*** Data records

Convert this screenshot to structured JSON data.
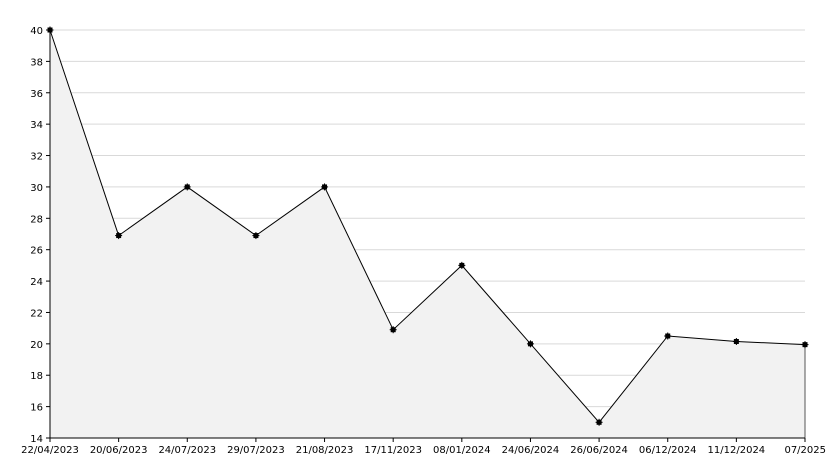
{
  "chart_data": {
    "type": "area",
    "title": "",
    "xlabel": "",
    "ylabel": "",
    "categories": [
      "22/04/2023",
      "20/06/2023",
      "24/07/2023",
      "29/07/2023",
      "21/08/2023",
      "17/11/2023",
      "08/01/2024",
      "24/06/2024",
      "26/06/2024",
      "06/12/2024",
      "11/12/2024",
      "07/2025"
    ],
    "series": [
      {
        "values": [
          40,
          26.9,
          30,
          26.9,
          30,
          20.9,
          25,
          20,
          15,
          20.5,
          20.15,
          19.95
        ]
      }
    ],
    "ylim": [
      14,
      40
    ],
    "yticks": [
      14,
      16,
      18,
      20,
      22,
      24,
      26,
      28,
      30,
      32,
      34,
      36,
      38,
      40
    ],
    "grid": true,
    "legend": "none",
    "colors": {
      "line": "#000000",
      "fill": "#f2f2f2",
      "grid": "#d9d9d9",
      "axis": "#000000",
      "marker": "#000000"
    }
  }
}
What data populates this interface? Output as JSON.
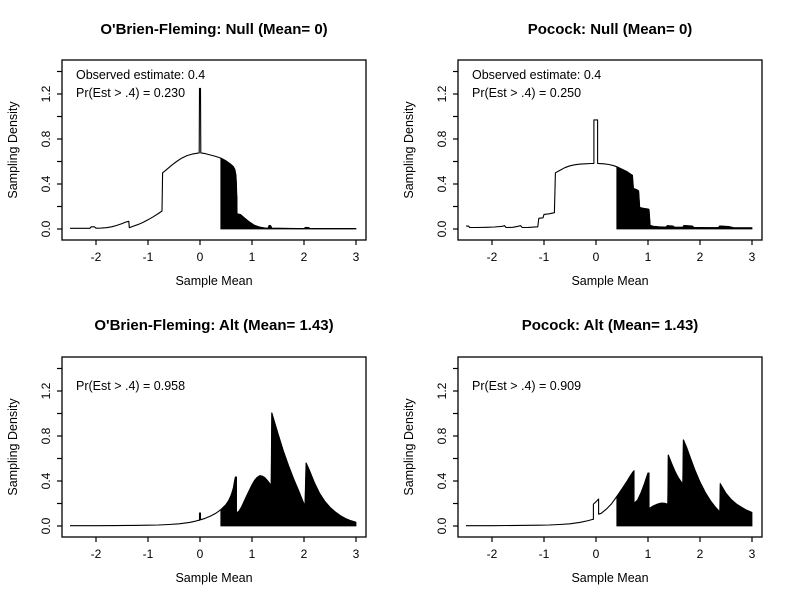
{
  "figure": {
    "background": "#ffffff",
    "foreground": "#000000",
    "layout": "2x2 R-style group-sequential sampling density plots"
  },
  "chart_data": [
    {
      "type": "area",
      "title": "O'Brien-Fleming: Null (Mean= 0)",
      "xlabel": "Sample Mean",
      "ylabel": "Sampling Density",
      "xlim": [
        -2.65,
        3.19
      ],
      "ylim": [
        -0.1,
        1.5
      ],
      "x_ticks": [
        -2,
        -1,
        0,
        1,
        2,
        3
      ],
      "y_ticks": [
        {
          "v": 0,
          "label": "0.0"
        },
        {
          "v": 0.2
        },
        {
          "v": 0.4,
          "label": "0.4"
        },
        {
          "v": 0.6
        },
        {
          "v": 0.8,
          "label": "0.8"
        },
        {
          "v": 1.0
        },
        {
          "v": 1.2,
          "label": "1.2"
        },
        {
          "v": 1.4
        }
      ],
      "annotations": [
        "Observed estimate: 0.4",
        "Pr(Est > .4) = 0.230"
      ],
      "shade_from_x": 0.4,
      "shade_color": "#000000",
      "curve": [
        [
          -2.5,
          0.006
        ],
        [
          -2.3,
          0.006
        ],
        [
          -2.12,
          0.006
        ],
        [
          -2.09,
          0.02
        ],
        [
          -2.03,
          0.02
        ],
        [
          -2.0,
          0.007
        ],
        [
          -1.9,
          0.008
        ],
        [
          -1.8,
          0.012
        ],
        [
          -1.7,
          0.02
        ],
        [
          -1.6,
          0.032
        ],
        [
          -1.5,
          0.048
        ],
        [
          -1.43,
          0.061
        ],
        [
          -1.37,
          0.068
        ],
        [
          -1.36,
          0.012
        ],
        [
          -1.3,
          0.022
        ],
        [
          -1.2,
          0.038
        ],
        [
          -1.1,
          0.058
        ],
        [
          -1.0,
          0.082
        ],
        [
          -0.9,
          0.108
        ],
        [
          -0.8,
          0.138
        ],
        [
          -0.73,
          0.16
        ],
        [
          -0.72,
          0.5
        ],
        [
          -0.65,
          0.525
        ],
        [
          -0.55,
          0.565
        ],
        [
          -0.45,
          0.6
        ],
        [
          -0.35,
          0.63
        ],
        [
          -0.25,
          0.652
        ],
        [
          -0.15,
          0.666
        ],
        [
          -0.05,
          0.674
        ],
        [
          -0.015,
          0.676
        ],
        [
          -0.01,
          1.25
        ],
        [
          0.01,
          1.25
        ],
        [
          0.015,
          0.676
        ],
        [
          0.1,
          0.67
        ],
        [
          0.2,
          0.658
        ],
        [
          0.3,
          0.645
        ],
        [
          0.4,
          0.63
        ],
        [
          0.5,
          0.605
        ],
        [
          0.6,
          0.572
        ],
        [
          0.64,
          0.555
        ],
        [
          0.67,
          0.53
        ],
        [
          0.69,
          0.48
        ],
        [
          0.7,
          0.4
        ],
        [
          0.705,
          0.3
        ],
        [
          0.71,
          0.285
        ],
        [
          0.712,
          0.135
        ],
        [
          0.78,
          0.128
        ],
        [
          0.85,
          0.1
        ],
        [
          0.95,
          0.062
        ],
        [
          1.05,
          0.032
        ],
        [
          1.15,
          0.016
        ],
        [
          1.25,
          0.009
        ],
        [
          1.31,
          0.007
        ],
        [
          1.33,
          0.032
        ],
        [
          1.36,
          0.028
        ],
        [
          1.38,
          0.007
        ],
        [
          1.5,
          0.006
        ],
        [
          1.7,
          0.005
        ],
        [
          1.9,
          0.004
        ],
        [
          2.0,
          0.004
        ],
        [
          2.03,
          0.014
        ],
        [
          2.09,
          0.012
        ],
        [
          2.12,
          0.004
        ],
        [
          2.4,
          0.004
        ],
        [
          2.7,
          0.004
        ],
        [
          3.0,
          0.004
        ]
      ]
    },
    {
      "type": "area",
      "title": "Pocock: Null (Mean= 0)",
      "xlabel": "Sample Mean",
      "ylabel": "Sampling Density",
      "xlim": [
        -2.65,
        3.19
      ],
      "ylim": [
        -0.1,
        1.5
      ],
      "x_ticks": [
        -2,
        -1,
        0,
        1,
        2,
        3
      ],
      "y_ticks": [
        {
          "v": 0,
          "label": "0.0"
        },
        {
          "v": 0.2
        },
        {
          "v": 0.4,
          "label": "0.4"
        },
        {
          "v": 0.6
        },
        {
          "v": 0.8,
          "label": "0.8"
        },
        {
          "v": 1.0
        },
        {
          "v": 1.2,
          "label": "1.2"
        },
        {
          "v": 1.4
        }
      ],
      "annotations": [
        "Observed estimate: 0.4",
        "Pr(Est > .4) = 0.250"
      ],
      "shade_from_x": 0.4,
      "shade_color": "#000000",
      "curve": [
        [
          -2.5,
          0.026
        ],
        [
          -2.45,
          0.026
        ],
        [
          -2.43,
          0.013
        ],
        [
          -2.3,
          0.013
        ],
        [
          -2.1,
          0.015
        ],
        [
          -1.95,
          0.018
        ],
        [
          -1.8,
          0.024
        ],
        [
          -1.76,
          0.03
        ],
        [
          -1.73,
          0.013
        ],
        [
          -1.6,
          0.015
        ],
        [
          -1.5,
          0.024
        ],
        [
          -1.45,
          0.03
        ],
        [
          -1.42,
          0.013
        ],
        [
          -1.3,
          0.014
        ],
        [
          -1.2,
          0.017
        ],
        [
          -1.12,
          0.02
        ],
        [
          -1.1,
          0.095
        ],
        [
          -1.02,
          0.1
        ],
        [
          -1.0,
          0.13
        ],
        [
          -0.9,
          0.135
        ],
        [
          -0.8,
          0.145
        ],
        [
          -0.78,
          0.5
        ],
        [
          -0.7,
          0.52
        ],
        [
          -0.6,
          0.545
        ],
        [
          -0.5,
          0.562
        ],
        [
          -0.4,
          0.572
        ],
        [
          -0.3,
          0.577
        ],
        [
          -0.2,
          0.58
        ],
        [
          -0.1,
          0.582
        ],
        [
          -0.04,
          0.583
        ],
        [
          -0.04,
          0.97
        ],
        [
          0.03,
          0.97
        ],
        [
          0.03,
          0.583
        ],
        [
          0.15,
          0.58
        ],
        [
          0.25,
          0.573
        ],
        [
          0.35,
          0.562
        ],
        [
          0.4,
          0.553
        ],
        [
          0.5,
          0.532
        ],
        [
          0.6,
          0.508
        ],
        [
          0.66,
          0.49
        ],
        [
          0.7,
          0.477
        ],
        [
          0.72,
          0.36
        ],
        [
          0.78,
          0.35
        ],
        [
          0.82,
          0.338
        ],
        [
          0.84,
          0.19
        ],
        [
          0.92,
          0.183
        ],
        [
          1.0,
          0.178
        ],
        [
          1.02,
          0.173
        ],
        [
          1.04,
          0.032
        ],
        [
          1.1,
          0.024
        ],
        [
          1.2,
          0.02
        ],
        [
          1.3,
          0.018
        ],
        [
          1.35,
          0.018
        ],
        [
          1.37,
          0.029
        ],
        [
          1.48,
          0.026
        ],
        [
          1.51,
          0.016
        ],
        [
          1.6,
          0.015
        ],
        [
          1.67,
          0.015
        ],
        [
          1.69,
          0.031
        ],
        [
          1.85,
          0.027
        ],
        [
          1.88,
          0.014
        ],
        [
          2.0,
          0.013
        ],
        [
          2.2,
          0.012
        ],
        [
          2.35,
          0.012
        ],
        [
          2.38,
          0.027
        ],
        [
          2.55,
          0.022
        ],
        [
          2.64,
          0.012
        ],
        [
          2.8,
          0.011
        ],
        [
          3.0,
          0.011
        ]
      ]
    },
    {
      "type": "area",
      "title": "O'Brien-Fleming: Alt (Mean= 1.43)",
      "xlabel": "Sample Mean",
      "ylabel": "Sampling Density",
      "xlim": [
        -2.65,
        3.19
      ],
      "ylim": [
        -0.1,
        1.5
      ],
      "x_ticks": [
        -2,
        -1,
        0,
        1,
        2,
        3
      ],
      "y_ticks": [
        {
          "v": 0,
          "label": "0.0"
        },
        {
          "v": 0.2
        },
        {
          "v": 0.4,
          "label": "0.4"
        },
        {
          "v": 0.6
        },
        {
          "v": 0.8,
          "label": "0.8"
        },
        {
          "v": 1.0
        },
        {
          "v": 1.2,
          "label": "1.2"
        },
        {
          "v": 1.4
        }
      ],
      "annotations": [
        "Pr(Est > .4) = 0.958"
      ],
      "shade_from_x": 0.4,
      "shade_color": "#000000",
      "curve": [
        [
          -2.5,
          0.003
        ],
        [
          -2.0,
          0.003
        ],
        [
          -1.6,
          0.004
        ],
        [
          -1.3,
          0.005
        ],
        [
          -1.0,
          0.007
        ],
        [
          -0.8,
          0.009
        ],
        [
          -0.6,
          0.013
        ],
        [
          -0.4,
          0.02
        ],
        [
          -0.2,
          0.032
        ],
        [
          -0.1,
          0.042
        ],
        [
          -0.05,
          0.048
        ],
        [
          -0.01,
          0.052
        ],
        [
          -0.01,
          0.115
        ],
        [
          0.01,
          0.115
        ],
        [
          0.01,
          0.055
        ],
        [
          0.1,
          0.068
        ],
        [
          0.2,
          0.088
        ],
        [
          0.3,
          0.112
        ],
        [
          0.4,
          0.145
        ],
        [
          0.5,
          0.19
        ],
        [
          0.55,
          0.225
        ],
        [
          0.6,
          0.275
        ],
        [
          0.64,
          0.335
        ],
        [
          0.67,
          0.41
        ],
        [
          0.68,
          0.435
        ],
        [
          0.7,
          0.435
        ],
        [
          0.7,
          0.115
        ],
        [
          0.75,
          0.132
        ],
        [
          0.8,
          0.17
        ],
        [
          0.9,
          0.27
        ],
        [
          1.0,
          0.365
        ],
        [
          1.05,
          0.405
        ],
        [
          1.1,
          0.432
        ],
        [
          1.15,
          0.447
        ],
        [
          1.2,
          0.443
        ],
        [
          1.25,
          0.428
        ],
        [
          1.3,
          0.402
        ],
        [
          1.35,
          0.372
        ],
        [
          1.37,
          0.36
        ],
        [
          1.38,
          1.005
        ],
        [
          1.42,
          0.945
        ],
        [
          1.5,
          0.82
        ],
        [
          1.6,
          0.67
        ],
        [
          1.7,
          0.54
        ],
        [
          1.8,
          0.42
        ],
        [
          1.9,
          0.31
        ],
        [
          1.97,
          0.23
        ],
        [
          2.02,
          0.175
        ],
        [
          2.04,
          0.56
        ],
        [
          2.1,
          0.5
        ],
        [
          2.2,
          0.385
        ],
        [
          2.3,
          0.29
        ],
        [
          2.4,
          0.22
        ],
        [
          2.5,
          0.165
        ],
        [
          2.6,
          0.125
        ],
        [
          2.7,
          0.092
        ],
        [
          2.8,
          0.066
        ],
        [
          2.9,
          0.047
        ],
        [
          3.0,
          0.033
        ]
      ]
    },
    {
      "type": "area",
      "title": "Pocock: Alt (Mean= 1.43)",
      "xlabel": "Sample Mean",
      "ylabel": "Sampling Density",
      "xlim": [
        -2.65,
        3.19
      ],
      "ylim": [
        -0.1,
        1.5
      ],
      "x_ticks": [
        -2,
        -1,
        0,
        1,
        2,
        3
      ],
      "y_ticks": [
        {
          "v": 0,
          "label": "0.0"
        },
        {
          "v": 0.2
        },
        {
          "v": 0.4,
          "label": "0.4"
        },
        {
          "v": 0.6
        },
        {
          "v": 0.8,
          "label": "0.8"
        },
        {
          "v": 1.0
        },
        {
          "v": 1.2,
          "label": "1.2"
        },
        {
          "v": 1.4
        }
      ],
      "annotations": [
        "Pr(Est > .4) = 0.909"
      ],
      "shade_from_x": 0.4,
      "shade_color": "#000000",
      "curve": [
        [
          -2.5,
          0.003
        ],
        [
          -2.0,
          0.003
        ],
        [
          -1.5,
          0.005
        ],
        [
          -1.1,
          0.007
        ],
        [
          -0.9,
          0.009
        ],
        [
          -0.7,
          0.013
        ],
        [
          -0.5,
          0.02
        ],
        [
          -0.3,
          0.033
        ],
        [
          -0.15,
          0.048
        ],
        [
          -0.08,
          0.057
        ],
        [
          -0.05,
          0.06
        ],
        [
          -0.05,
          0.195
        ],
        [
          0.0,
          0.215
        ],
        [
          0.05,
          0.24
        ],
        [
          0.05,
          0.105
        ],
        [
          0.1,
          0.113
        ],
        [
          0.2,
          0.15
        ],
        [
          0.3,
          0.198
        ],
        [
          0.4,
          0.262
        ],
        [
          0.5,
          0.33
        ],
        [
          0.6,
          0.4
        ],
        [
          0.66,
          0.445
        ],
        [
          0.71,
          0.48
        ],
        [
          0.73,
          0.49
        ],
        [
          0.73,
          0.2
        ],
        [
          0.8,
          0.23
        ],
        [
          0.87,
          0.3
        ],
        [
          0.93,
          0.375
        ],
        [
          0.98,
          0.445
        ],
        [
          1.0,
          0.47
        ],
        [
          1.02,
          0.47
        ],
        [
          1.02,
          0.155
        ],
        [
          1.1,
          0.178
        ],
        [
          1.18,
          0.195
        ],
        [
          1.25,
          0.203
        ],
        [
          1.32,
          0.202
        ],
        [
          1.38,
          0.193
        ],
        [
          1.39,
          0.63
        ],
        [
          1.45,
          0.56
        ],
        [
          1.52,
          0.485
        ],
        [
          1.58,
          0.43
        ],
        [
          1.64,
          0.39
        ],
        [
          1.67,
          0.372
        ],
        [
          1.68,
          0.765
        ],
        [
          1.75,
          0.69
        ],
        [
          1.82,
          0.6
        ],
        [
          1.9,
          0.5
        ],
        [
          2.0,
          0.39
        ],
        [
          2.1,
          0.3
        ],
        [
          2.2,
          0.225
        ],
        [
          2.3,
          0.165
        ],
        [
          2.36,
          0.135
        ],
        [
          2.38,
          0.125
        ],
        [
          2.39,
          0.375
        ],
        [
          2.5,
          0.29
        ],
        [
          2.6,
          0.235
        ],
        [
          2.7,
          0.195
        ],
        [
          2.8,
          0.165
        ],
        [
          2.9,
          0.14
        ],
        [
          3.0,
          0.12
        ]
      ]
    }
  ]
}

******

Task description:
Your task is to collect every line above that contains the word "this".

Worked solution:
Convert this screenshot to structured JSON data.
What data populates this interface? Output as JSON.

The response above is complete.